### Input records:

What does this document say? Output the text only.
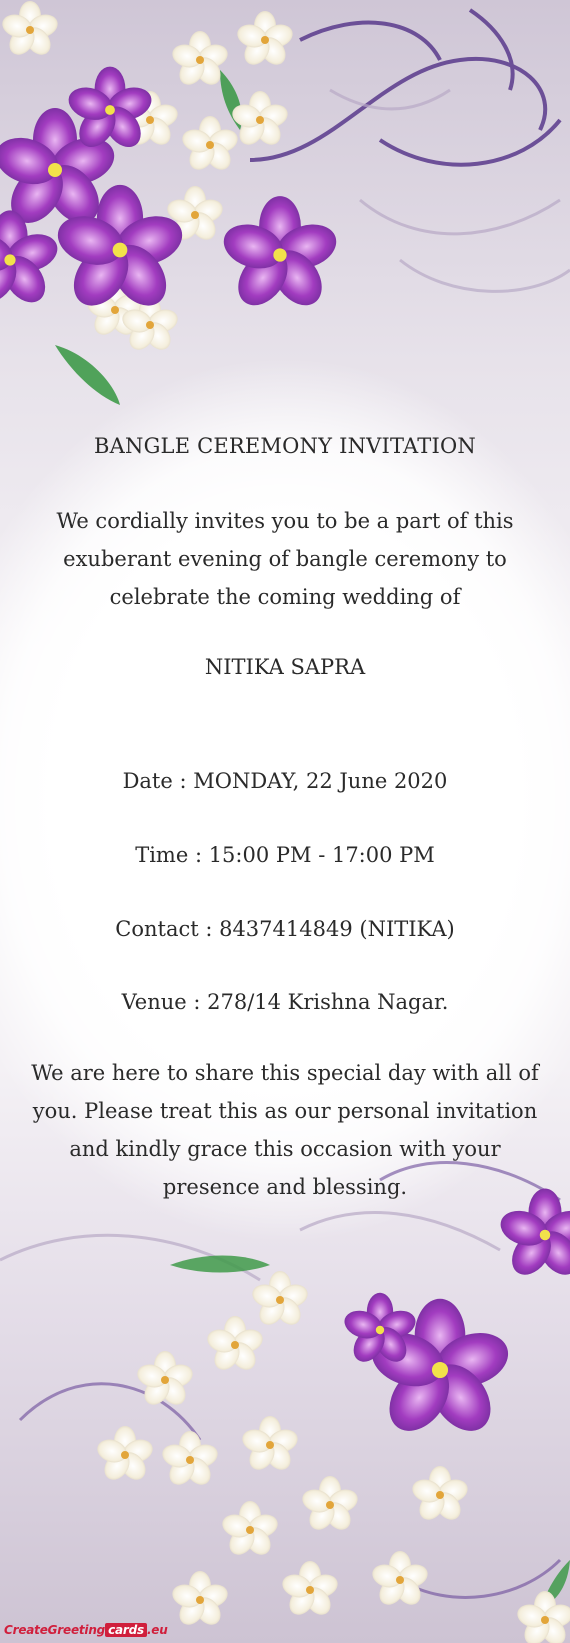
BANGLE CEREMONY INVITATION
We cordially invites you to be a part of this exuberant evening of bangle ceremony to celebrate the coming wedding of
NITIKA SAPRA
Date : MONDAY, 22 June 2020
Time : 15:00 PM - 17:00 PM
Contact : 8437414849 (NITIKA)
Venue : 278/14 Krishna Nagar.
We are here to share this special day with all of you. Please treat this as our personal invitation and kindly grace this occasion with your presence and blessing.
CreateGreeting cards .eu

### What is needed:
Copy the material above exactly and drop the pictures.

### Result for this task:
What does this document say? Output the text only.
BANGLE CEREMONY INVITATION
We cordially invites you to be a part of this exuberant evening of bangle ceremony to celebrate the coming wedding of
NITIKA SAPRA
Date : MONDAY, 22 June 2020
Time : 15:00 PM - 17:00 PM
Contact : 8437414849 (NITIKA)
Venue : 278/14 Krishna Nagar.
We are here to share this special day with all of you. Please treat this as our personal invitation and kindly grace this occasion with your presence and blessing.
CreateGreeting cards .eu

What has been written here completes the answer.